■ What this task involves
Copy the records verbatim, beginning at the first line and ending with the line that contains "temperature-line: [43, 446, 417, 477]".

(Element and region listings)

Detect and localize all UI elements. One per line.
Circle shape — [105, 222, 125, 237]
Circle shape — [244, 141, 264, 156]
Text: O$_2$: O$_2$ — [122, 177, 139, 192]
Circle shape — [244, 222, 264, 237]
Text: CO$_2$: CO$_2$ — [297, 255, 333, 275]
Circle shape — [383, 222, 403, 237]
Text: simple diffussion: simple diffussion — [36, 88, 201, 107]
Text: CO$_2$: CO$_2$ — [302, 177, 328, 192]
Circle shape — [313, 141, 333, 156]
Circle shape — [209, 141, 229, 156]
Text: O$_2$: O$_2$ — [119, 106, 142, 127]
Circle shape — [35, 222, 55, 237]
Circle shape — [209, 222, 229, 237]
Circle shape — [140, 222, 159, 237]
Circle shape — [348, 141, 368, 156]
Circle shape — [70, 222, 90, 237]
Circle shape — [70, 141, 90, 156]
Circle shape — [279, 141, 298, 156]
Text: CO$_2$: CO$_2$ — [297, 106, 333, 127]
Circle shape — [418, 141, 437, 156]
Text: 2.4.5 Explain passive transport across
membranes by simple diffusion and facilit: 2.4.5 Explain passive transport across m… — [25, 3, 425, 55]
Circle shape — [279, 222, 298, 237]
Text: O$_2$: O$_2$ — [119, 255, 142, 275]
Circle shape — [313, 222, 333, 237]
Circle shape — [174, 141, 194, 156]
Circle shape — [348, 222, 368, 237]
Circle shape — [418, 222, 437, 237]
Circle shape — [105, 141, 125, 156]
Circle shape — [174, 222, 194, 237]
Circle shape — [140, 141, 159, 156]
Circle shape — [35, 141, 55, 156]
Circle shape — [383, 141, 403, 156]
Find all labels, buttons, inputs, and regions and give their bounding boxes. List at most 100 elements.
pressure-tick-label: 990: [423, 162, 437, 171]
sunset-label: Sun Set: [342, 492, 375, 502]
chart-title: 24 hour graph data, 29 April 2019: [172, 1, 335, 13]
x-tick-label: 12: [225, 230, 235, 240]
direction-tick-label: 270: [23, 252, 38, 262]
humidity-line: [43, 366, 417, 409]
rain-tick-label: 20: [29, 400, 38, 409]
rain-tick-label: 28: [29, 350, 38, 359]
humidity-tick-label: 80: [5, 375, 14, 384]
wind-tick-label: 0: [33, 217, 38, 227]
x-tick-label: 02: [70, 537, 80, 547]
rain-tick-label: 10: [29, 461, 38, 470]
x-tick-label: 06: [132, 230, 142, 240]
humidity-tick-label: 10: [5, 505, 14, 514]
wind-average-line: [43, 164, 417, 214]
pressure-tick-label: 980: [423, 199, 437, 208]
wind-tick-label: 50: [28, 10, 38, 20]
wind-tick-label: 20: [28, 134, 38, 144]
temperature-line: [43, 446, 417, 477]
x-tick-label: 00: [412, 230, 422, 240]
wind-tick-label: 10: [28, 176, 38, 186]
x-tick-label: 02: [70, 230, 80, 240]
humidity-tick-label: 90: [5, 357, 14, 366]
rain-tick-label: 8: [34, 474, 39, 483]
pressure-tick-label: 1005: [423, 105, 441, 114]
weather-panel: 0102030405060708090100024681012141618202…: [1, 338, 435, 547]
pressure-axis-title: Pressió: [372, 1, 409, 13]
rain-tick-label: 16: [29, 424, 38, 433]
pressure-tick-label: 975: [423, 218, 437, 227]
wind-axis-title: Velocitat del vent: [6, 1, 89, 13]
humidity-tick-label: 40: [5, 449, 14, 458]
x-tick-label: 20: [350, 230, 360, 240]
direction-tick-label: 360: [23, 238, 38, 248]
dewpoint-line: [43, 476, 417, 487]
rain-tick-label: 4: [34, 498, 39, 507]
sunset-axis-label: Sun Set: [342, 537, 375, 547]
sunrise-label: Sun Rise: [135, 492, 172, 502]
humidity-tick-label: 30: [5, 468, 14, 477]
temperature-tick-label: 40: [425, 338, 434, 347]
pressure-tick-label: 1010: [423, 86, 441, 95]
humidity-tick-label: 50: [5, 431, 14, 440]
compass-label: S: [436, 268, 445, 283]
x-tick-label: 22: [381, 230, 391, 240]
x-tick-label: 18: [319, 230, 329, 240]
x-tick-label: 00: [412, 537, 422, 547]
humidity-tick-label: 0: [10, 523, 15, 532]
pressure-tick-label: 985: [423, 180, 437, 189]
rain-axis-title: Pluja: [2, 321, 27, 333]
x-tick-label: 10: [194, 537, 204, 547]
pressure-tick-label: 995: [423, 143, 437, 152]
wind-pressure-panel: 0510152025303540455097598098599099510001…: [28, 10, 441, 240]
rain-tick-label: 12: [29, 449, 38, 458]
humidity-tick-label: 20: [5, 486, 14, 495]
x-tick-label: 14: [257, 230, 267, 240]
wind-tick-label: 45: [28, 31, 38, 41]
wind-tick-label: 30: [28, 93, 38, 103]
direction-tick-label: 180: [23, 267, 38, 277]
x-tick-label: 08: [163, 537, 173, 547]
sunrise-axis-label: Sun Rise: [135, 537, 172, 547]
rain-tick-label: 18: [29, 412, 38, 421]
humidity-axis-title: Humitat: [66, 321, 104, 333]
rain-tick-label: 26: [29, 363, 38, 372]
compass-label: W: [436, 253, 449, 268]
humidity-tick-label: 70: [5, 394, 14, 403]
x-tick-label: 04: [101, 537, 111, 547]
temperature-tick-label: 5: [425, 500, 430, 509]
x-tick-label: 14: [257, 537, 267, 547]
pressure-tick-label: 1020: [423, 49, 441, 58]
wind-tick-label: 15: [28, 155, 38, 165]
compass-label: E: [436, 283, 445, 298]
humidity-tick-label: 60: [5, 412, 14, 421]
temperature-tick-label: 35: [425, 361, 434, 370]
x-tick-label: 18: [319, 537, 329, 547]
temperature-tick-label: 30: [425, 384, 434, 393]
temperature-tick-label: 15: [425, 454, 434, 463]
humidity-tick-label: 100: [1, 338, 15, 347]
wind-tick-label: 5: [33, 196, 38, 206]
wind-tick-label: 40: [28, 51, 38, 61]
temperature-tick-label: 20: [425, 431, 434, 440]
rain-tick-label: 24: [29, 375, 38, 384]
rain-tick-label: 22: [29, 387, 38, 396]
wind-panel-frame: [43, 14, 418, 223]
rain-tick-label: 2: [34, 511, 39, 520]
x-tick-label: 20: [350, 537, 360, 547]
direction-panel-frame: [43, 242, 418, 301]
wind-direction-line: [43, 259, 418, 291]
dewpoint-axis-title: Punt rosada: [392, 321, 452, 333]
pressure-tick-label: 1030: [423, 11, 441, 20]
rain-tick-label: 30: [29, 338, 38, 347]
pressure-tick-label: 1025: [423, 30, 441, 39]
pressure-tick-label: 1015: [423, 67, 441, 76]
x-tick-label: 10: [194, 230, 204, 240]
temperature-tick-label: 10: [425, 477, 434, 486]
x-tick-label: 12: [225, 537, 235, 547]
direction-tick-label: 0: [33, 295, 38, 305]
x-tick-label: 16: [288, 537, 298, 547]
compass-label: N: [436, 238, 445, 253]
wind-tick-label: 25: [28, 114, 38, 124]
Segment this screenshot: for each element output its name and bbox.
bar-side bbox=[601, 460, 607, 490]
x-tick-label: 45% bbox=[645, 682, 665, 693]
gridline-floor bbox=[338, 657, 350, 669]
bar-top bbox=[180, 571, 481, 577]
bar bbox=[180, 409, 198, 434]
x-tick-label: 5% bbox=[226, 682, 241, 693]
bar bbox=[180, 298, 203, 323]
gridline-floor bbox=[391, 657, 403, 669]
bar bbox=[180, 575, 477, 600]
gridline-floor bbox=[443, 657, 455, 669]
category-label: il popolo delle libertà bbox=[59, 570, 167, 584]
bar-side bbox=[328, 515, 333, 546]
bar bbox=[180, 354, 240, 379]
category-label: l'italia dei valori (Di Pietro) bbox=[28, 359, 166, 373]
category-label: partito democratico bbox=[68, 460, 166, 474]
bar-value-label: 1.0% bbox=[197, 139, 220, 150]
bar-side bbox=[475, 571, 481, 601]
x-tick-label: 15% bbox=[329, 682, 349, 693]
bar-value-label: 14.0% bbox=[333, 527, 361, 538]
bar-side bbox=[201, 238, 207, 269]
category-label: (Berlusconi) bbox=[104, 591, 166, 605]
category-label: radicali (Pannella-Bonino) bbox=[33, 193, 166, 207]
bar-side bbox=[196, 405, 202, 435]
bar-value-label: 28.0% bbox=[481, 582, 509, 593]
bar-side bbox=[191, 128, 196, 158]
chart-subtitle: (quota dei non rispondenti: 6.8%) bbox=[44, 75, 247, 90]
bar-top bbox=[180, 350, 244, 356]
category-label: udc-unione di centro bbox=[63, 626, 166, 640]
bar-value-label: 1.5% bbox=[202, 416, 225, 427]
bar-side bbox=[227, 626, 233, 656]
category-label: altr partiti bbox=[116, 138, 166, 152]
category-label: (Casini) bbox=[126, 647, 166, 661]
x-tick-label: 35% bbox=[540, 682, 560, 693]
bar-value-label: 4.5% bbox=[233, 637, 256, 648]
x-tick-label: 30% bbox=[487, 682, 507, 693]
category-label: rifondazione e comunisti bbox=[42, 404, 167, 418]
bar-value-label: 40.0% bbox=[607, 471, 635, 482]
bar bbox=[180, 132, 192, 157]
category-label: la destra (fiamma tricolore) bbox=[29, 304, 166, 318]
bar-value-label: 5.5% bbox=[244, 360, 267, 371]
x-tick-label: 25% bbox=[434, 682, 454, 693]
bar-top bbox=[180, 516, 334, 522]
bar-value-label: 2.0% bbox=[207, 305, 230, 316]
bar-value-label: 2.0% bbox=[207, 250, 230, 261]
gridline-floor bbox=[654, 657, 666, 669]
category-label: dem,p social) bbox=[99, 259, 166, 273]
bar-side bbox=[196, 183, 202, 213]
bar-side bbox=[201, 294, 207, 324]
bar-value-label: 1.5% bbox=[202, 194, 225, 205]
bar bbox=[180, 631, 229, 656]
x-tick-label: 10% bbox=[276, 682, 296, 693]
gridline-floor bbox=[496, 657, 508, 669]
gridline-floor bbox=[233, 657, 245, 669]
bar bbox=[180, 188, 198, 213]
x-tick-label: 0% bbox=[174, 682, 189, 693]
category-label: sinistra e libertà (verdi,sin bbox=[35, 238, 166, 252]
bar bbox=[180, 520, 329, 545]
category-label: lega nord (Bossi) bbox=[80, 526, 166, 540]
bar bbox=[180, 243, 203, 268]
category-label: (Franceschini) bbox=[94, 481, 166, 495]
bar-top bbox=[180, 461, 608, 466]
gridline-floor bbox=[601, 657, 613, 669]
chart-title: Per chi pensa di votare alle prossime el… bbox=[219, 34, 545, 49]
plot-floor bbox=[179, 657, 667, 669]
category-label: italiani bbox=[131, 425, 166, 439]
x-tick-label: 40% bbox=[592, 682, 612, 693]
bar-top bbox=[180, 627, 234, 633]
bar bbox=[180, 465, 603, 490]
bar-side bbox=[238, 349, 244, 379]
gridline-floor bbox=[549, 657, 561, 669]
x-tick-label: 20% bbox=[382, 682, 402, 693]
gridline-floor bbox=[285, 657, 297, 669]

■ Exercise result
Detect and localize all UI elements. One per line.
Circle shape — [105, 222, 125, 237]
Circle shape — [244, 141, 264, 156]
Text: O$_2$: O$_2$ — [122, 177, 139, 192]
Circle shape — [244, 222, 264, 237]
Text: CO$_2$: CO$_2$ — [297, 255, 333, 275]
Circle shape — [383, 222, 403, 237]
Text: simple diffussion: simple diffussion — [36, 88, 201, 107]
Text: CO$_2$: CO$_2$ — [302, 177, 328, 192]
Circle shape — [313, 141, 333, 156]
Circle shape — [209, 141, 229, 156]
Text: O$_2$: O$_2$ — [119, 106, 142, 127]
Circle shape — [35, 222, 55, 237]
Circle shape — [209, 222, 229, 237]
Circle shape — [140, 222, 159, 237]
Circle shape — [348, 141, 368, 156]
Circle shape — [70, 222, 90, 237]
Circle shape — [70, 141, 90, 156]
Circle shape — [279, 141, 298, 156]
Text: CO$_2$: CO$_2$ — [297, 106, 333, 127]
Circle shape — [418, 141, 437, 156]
Text: 2.4.5 Explain passive transport across
membranes by simple diffusion and facilit: 2.4.5 Explain passive transport across m… — [25, 3, 425, 55]
Circle shape — [279, 222, 298, 237]
Text: O$_2$: O$_2$ — [119, 255, 142, 275]
Circle shape — [313, 222, 333, 237]
Circle shape — [174, 141, 194, 156]
Circle shape — [348, 222, 368, 237]
Circle shape — [418, 222, 437, 237]
Circle shape — [105, 141, 125, 156]
Circle shape — [174, 222, 194, 237]
Circle shape — [140, 141, 159, 156]
Circle shape — [35, 141, 55, 156]
Circle shape — [383, 141, 403, 156]
Find all labels, buttons, inputs, and regions and give their bounding boxes. List at most 100 elements.
pressure-tick-label: 990: [423, 162, 437, 171]
sunset-label: Sun Set: [342, 492, 375, 502]
chart-title: 24 hour graph data, 29 April 2019: [172, 1, 335, 13]
x-tick-label: 12: [225, 230, 235, 240]
direction-tick-label: 270: [23, 252, 38, 262]
humidity-line: [43, 366, 417, 409]
rain-tick-label: 20: [29, 400, 38, 409]
rain-tick-label: 28: [29, 350, 38, 359]
humidity-tick-label: 80: [5, 375, 14, 384]
wind-tick-label: 0: [33, 217, 38, 227]
x-tick-label: 02: [70, 537, 80, 547]
rain-tick-label: 10: [29, 461, 38, 470]
x-tick-label: 06: [132, 230, 142, 240]
humidity-tick-label: 10: [5, 505, 14, 514]
wind-average-line: [43, 164, 417, 214]
pressure-tick-label: 980: [423, 199, 437, 208]
wind-tick-label: 50: [28, 10, 38, 20]
wind-tick-label: 20: [28, 134, 38, 144]
temperature-line: [43, 446, 417, 477]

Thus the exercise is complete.